Raw records:
Begin
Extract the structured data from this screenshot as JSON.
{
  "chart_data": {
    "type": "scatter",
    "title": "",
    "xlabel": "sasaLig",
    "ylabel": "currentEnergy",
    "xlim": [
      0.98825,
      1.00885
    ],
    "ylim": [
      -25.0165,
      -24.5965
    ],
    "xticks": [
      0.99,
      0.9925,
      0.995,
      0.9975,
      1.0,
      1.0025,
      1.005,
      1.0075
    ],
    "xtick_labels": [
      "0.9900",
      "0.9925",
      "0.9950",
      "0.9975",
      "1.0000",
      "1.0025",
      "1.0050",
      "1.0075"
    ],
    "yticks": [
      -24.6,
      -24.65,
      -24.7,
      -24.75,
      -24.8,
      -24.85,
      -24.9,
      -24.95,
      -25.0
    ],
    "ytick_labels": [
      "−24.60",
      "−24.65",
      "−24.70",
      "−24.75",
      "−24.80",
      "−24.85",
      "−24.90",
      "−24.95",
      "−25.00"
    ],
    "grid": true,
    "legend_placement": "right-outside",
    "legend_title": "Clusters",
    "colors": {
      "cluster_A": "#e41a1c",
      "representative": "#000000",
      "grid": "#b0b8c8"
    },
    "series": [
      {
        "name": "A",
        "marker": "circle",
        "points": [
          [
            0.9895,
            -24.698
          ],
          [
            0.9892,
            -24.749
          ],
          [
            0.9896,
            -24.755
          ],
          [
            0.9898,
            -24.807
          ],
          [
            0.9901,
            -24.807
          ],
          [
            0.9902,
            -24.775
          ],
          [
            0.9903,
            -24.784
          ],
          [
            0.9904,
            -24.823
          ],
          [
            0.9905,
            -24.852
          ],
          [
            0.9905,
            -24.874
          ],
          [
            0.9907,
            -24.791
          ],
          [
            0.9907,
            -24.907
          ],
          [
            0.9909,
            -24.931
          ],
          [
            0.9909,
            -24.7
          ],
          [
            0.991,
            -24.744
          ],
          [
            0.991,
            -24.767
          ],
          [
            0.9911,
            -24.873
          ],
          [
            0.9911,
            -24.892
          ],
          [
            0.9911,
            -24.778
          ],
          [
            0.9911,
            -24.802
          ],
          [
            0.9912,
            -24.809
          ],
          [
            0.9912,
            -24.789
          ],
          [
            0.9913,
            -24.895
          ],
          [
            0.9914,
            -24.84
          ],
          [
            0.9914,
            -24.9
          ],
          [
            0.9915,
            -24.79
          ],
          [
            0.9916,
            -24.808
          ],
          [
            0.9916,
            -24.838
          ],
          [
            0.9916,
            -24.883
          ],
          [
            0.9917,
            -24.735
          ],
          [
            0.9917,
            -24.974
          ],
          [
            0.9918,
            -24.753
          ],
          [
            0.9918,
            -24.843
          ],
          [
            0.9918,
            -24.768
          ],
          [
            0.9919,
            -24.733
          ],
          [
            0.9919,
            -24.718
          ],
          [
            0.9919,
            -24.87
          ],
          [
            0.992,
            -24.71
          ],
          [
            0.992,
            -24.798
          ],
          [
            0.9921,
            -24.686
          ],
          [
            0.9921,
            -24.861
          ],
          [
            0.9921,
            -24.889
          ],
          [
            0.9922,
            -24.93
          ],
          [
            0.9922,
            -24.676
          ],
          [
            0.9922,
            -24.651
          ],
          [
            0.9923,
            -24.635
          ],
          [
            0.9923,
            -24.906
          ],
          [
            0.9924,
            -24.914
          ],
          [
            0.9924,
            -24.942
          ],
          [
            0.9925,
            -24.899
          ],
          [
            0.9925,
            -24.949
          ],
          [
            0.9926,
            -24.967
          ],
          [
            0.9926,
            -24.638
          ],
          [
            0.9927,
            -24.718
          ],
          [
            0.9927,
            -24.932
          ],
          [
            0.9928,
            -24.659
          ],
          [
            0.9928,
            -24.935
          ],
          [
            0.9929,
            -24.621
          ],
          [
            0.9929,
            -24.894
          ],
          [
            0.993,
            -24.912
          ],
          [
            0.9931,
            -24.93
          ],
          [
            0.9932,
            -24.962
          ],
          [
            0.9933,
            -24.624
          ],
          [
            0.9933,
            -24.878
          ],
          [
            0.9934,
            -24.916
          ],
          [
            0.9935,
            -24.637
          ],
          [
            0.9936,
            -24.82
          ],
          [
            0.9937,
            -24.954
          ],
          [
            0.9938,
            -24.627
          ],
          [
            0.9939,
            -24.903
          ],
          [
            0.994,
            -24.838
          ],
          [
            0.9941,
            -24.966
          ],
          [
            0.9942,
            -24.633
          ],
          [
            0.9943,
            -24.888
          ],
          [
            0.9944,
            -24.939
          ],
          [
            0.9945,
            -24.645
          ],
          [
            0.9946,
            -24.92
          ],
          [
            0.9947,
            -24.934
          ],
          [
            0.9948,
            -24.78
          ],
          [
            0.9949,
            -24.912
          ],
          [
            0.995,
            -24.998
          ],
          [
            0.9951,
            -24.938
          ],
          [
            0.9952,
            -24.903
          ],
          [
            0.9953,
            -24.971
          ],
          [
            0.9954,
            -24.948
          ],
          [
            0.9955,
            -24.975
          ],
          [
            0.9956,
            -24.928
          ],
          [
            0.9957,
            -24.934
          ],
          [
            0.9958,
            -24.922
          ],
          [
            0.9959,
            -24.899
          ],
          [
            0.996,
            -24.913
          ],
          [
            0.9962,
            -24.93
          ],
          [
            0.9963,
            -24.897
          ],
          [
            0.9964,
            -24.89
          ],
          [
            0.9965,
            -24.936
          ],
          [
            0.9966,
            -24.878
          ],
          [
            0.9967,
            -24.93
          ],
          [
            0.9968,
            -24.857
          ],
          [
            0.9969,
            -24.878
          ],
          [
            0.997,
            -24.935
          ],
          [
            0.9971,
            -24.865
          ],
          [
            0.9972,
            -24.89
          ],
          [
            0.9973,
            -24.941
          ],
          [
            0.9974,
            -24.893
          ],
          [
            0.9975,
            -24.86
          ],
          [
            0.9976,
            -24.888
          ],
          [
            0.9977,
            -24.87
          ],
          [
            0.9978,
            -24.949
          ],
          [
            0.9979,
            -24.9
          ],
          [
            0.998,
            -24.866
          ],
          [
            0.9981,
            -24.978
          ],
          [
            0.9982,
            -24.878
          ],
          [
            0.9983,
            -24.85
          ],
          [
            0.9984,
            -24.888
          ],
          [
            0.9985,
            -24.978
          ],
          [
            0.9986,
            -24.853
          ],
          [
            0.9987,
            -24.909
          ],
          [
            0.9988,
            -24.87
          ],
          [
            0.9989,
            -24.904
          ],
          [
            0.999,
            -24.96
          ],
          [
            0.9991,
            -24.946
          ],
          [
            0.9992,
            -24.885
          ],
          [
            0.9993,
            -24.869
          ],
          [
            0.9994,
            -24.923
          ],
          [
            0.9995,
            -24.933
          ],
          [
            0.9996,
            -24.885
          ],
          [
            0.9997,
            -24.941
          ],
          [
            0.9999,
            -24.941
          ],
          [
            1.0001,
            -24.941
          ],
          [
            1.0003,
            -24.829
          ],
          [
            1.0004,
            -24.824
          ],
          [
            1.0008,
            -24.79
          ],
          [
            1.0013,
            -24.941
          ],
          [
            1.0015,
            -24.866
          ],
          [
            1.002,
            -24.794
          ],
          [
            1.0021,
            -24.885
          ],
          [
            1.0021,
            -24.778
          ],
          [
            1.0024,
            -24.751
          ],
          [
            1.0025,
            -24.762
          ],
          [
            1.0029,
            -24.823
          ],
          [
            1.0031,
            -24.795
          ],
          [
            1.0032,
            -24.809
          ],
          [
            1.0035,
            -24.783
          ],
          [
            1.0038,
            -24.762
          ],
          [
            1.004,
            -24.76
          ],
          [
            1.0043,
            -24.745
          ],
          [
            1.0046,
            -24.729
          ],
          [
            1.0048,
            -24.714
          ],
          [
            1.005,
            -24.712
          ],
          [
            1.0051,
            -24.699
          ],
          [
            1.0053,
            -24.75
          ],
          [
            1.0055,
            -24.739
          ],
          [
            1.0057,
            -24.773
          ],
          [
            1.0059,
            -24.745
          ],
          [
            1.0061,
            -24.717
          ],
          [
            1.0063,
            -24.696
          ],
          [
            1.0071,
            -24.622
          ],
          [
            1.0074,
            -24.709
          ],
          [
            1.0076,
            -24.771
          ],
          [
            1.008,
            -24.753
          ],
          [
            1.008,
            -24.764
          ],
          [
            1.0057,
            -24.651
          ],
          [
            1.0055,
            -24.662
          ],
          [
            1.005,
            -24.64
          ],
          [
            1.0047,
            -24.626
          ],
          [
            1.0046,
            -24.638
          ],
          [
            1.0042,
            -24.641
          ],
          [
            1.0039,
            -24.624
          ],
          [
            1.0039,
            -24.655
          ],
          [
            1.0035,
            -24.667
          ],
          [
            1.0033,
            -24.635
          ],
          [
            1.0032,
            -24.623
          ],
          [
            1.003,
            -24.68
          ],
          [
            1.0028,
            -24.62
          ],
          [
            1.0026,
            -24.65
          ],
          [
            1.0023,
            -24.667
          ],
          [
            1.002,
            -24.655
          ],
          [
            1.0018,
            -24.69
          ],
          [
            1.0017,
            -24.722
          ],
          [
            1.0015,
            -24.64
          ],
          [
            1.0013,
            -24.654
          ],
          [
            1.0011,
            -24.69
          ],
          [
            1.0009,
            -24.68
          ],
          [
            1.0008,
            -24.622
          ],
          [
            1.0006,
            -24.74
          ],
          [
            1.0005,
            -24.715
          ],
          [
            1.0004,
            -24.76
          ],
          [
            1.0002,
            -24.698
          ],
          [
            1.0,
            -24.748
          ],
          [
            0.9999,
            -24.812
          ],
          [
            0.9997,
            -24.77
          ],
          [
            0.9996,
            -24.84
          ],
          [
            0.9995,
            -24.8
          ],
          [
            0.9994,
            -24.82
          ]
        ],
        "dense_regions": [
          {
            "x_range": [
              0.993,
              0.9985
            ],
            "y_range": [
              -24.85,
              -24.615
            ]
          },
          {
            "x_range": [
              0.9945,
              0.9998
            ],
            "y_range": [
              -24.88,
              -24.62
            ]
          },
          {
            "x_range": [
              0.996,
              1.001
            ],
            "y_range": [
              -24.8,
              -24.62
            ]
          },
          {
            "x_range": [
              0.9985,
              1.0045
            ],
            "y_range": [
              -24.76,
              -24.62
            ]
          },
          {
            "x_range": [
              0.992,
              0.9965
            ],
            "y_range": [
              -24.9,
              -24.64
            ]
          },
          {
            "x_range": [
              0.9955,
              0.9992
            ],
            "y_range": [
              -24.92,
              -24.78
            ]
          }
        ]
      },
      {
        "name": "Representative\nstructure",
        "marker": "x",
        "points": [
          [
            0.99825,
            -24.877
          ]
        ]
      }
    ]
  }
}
End
What is required: Every line that holds the string "name" should be returned.

Expected answer:
        "name": "A",
        "name": "Representative\nstructure",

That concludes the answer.